Data entries:
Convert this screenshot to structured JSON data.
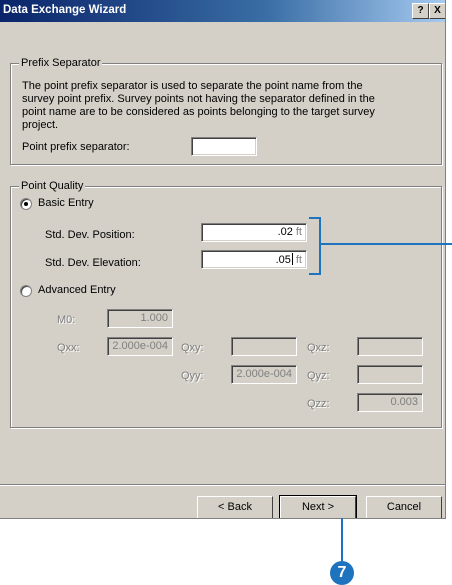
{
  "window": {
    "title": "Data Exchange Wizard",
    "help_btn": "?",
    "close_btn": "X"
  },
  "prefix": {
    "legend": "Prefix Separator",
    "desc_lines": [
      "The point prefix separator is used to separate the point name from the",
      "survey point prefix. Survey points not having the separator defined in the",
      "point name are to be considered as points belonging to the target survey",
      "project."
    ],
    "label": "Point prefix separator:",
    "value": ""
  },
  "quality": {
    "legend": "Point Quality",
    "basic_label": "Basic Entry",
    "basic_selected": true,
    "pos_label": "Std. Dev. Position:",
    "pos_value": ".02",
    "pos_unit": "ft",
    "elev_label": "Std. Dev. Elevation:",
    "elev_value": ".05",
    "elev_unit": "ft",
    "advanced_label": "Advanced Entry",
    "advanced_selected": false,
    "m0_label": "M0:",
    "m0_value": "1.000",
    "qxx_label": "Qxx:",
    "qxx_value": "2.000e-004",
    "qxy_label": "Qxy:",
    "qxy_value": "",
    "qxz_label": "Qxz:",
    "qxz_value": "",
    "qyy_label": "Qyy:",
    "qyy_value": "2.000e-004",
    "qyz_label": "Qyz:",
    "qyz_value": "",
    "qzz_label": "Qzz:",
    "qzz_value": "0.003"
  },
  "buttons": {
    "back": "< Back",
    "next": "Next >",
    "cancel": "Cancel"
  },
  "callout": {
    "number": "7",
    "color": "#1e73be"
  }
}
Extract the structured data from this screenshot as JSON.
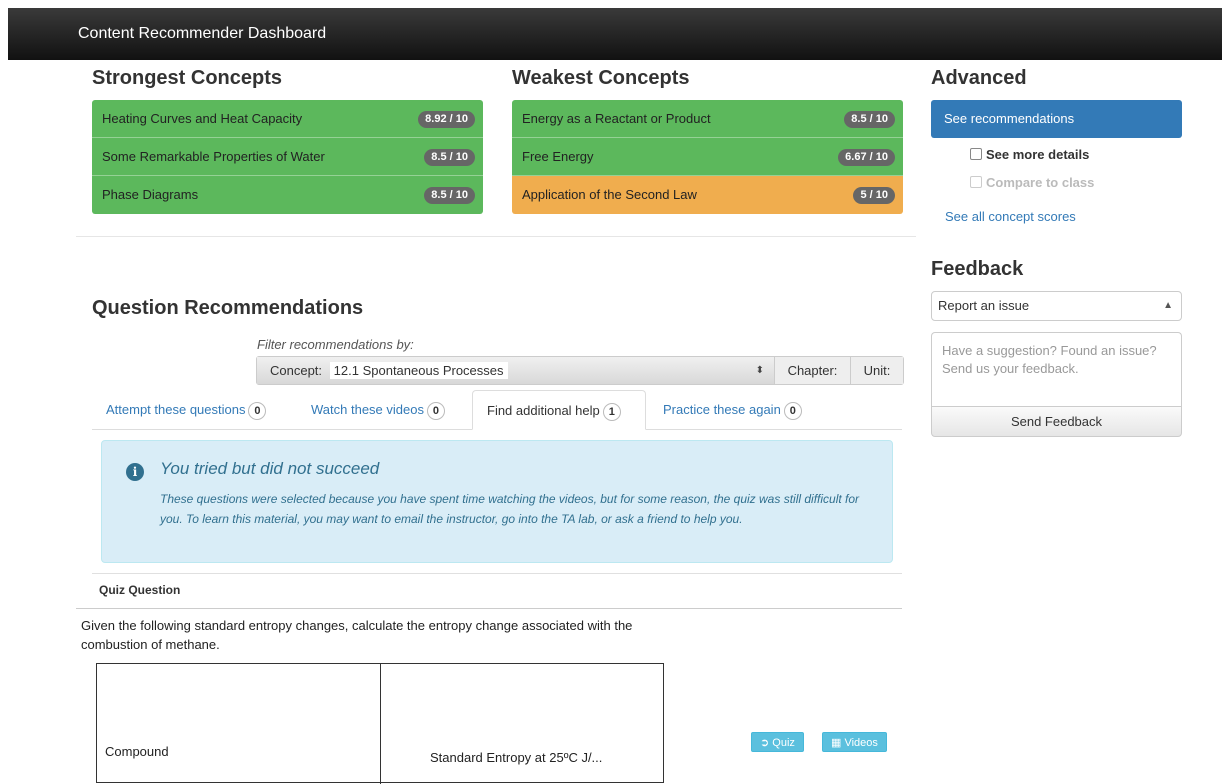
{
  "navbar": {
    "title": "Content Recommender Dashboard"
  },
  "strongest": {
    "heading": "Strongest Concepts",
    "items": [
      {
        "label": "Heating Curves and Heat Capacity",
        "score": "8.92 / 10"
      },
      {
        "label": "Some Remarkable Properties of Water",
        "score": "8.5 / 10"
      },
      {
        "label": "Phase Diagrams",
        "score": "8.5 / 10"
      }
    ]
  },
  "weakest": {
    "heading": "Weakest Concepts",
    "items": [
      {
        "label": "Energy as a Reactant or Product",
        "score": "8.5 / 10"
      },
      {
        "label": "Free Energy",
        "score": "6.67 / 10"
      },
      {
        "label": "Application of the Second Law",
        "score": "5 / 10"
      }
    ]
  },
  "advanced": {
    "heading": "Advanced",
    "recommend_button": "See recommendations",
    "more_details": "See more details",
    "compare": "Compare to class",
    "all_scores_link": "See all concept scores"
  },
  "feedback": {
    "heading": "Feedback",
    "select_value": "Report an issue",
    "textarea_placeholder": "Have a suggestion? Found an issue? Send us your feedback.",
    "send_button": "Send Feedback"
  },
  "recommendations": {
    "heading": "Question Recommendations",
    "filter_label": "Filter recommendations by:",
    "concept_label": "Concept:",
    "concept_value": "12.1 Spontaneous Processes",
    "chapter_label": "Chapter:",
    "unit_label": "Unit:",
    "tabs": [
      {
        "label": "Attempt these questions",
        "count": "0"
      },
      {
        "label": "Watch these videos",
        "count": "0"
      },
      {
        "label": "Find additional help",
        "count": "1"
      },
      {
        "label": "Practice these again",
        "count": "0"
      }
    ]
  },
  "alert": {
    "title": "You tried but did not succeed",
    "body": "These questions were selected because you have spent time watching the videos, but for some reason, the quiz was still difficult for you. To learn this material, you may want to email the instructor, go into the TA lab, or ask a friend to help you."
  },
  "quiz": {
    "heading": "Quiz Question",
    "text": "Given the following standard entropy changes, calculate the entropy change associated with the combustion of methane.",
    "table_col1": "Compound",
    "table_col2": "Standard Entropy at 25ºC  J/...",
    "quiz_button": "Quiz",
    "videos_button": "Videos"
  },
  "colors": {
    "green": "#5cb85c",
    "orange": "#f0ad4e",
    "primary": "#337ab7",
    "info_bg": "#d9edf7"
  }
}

==

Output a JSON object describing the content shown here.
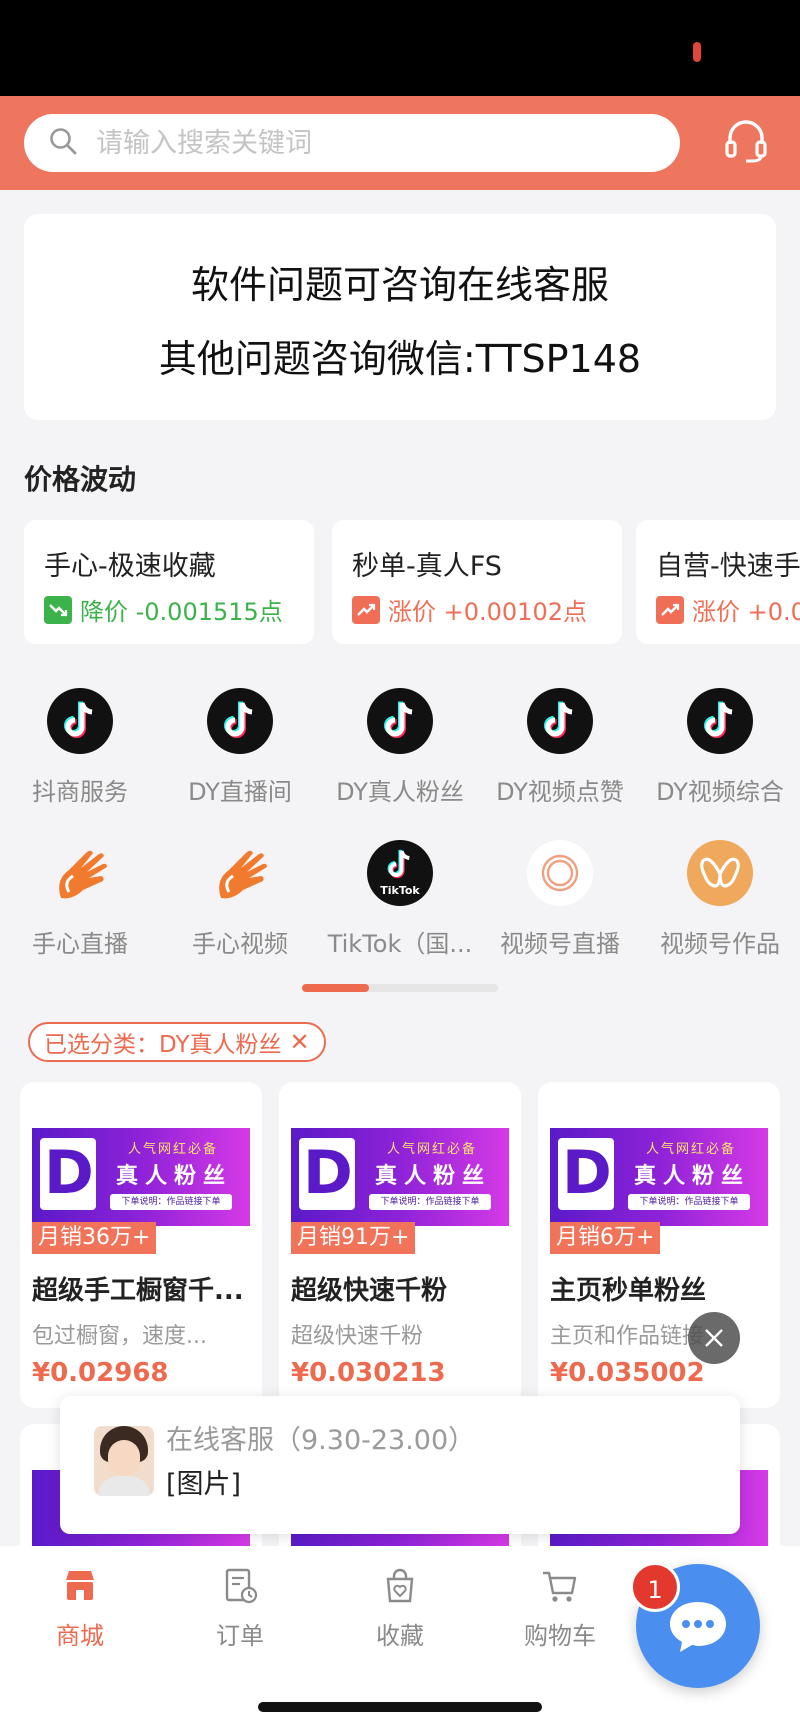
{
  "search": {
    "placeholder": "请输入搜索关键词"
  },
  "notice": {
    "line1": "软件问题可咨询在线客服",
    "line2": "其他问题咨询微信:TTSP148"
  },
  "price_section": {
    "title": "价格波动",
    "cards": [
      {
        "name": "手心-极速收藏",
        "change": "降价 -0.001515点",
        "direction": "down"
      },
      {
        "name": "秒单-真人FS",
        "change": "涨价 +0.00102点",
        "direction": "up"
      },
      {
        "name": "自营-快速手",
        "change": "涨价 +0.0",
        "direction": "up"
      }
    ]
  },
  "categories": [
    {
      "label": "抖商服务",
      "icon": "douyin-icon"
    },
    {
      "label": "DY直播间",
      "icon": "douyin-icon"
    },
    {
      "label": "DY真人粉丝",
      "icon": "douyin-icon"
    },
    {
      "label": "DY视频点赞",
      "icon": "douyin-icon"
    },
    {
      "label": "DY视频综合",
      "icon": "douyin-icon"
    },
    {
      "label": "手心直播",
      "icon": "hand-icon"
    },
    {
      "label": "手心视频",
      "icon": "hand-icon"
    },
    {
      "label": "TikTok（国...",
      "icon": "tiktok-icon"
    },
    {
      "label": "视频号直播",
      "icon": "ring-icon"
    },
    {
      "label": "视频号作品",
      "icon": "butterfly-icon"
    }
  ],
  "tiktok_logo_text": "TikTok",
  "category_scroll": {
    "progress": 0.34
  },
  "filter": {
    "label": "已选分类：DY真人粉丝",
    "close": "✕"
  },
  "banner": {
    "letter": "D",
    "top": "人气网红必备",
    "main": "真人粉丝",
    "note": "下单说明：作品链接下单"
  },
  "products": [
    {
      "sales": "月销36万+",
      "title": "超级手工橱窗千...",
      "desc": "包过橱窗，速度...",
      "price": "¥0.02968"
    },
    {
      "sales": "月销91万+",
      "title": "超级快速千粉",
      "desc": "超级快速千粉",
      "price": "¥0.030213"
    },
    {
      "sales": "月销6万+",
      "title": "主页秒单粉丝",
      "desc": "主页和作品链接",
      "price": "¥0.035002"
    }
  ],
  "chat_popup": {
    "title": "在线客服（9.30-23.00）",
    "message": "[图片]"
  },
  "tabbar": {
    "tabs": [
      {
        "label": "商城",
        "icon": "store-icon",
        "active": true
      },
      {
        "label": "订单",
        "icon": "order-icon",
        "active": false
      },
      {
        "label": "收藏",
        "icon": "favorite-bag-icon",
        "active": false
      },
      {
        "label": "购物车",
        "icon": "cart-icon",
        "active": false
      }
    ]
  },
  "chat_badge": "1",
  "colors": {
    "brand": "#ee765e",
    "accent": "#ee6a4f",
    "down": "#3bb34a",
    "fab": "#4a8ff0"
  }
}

What the exercise asks —
In the listing, find each line with the string "Entry" and copy it.

Task answer —
    "basic_label": "Basic Entry",
    "advanced_label": "Advanced Entry",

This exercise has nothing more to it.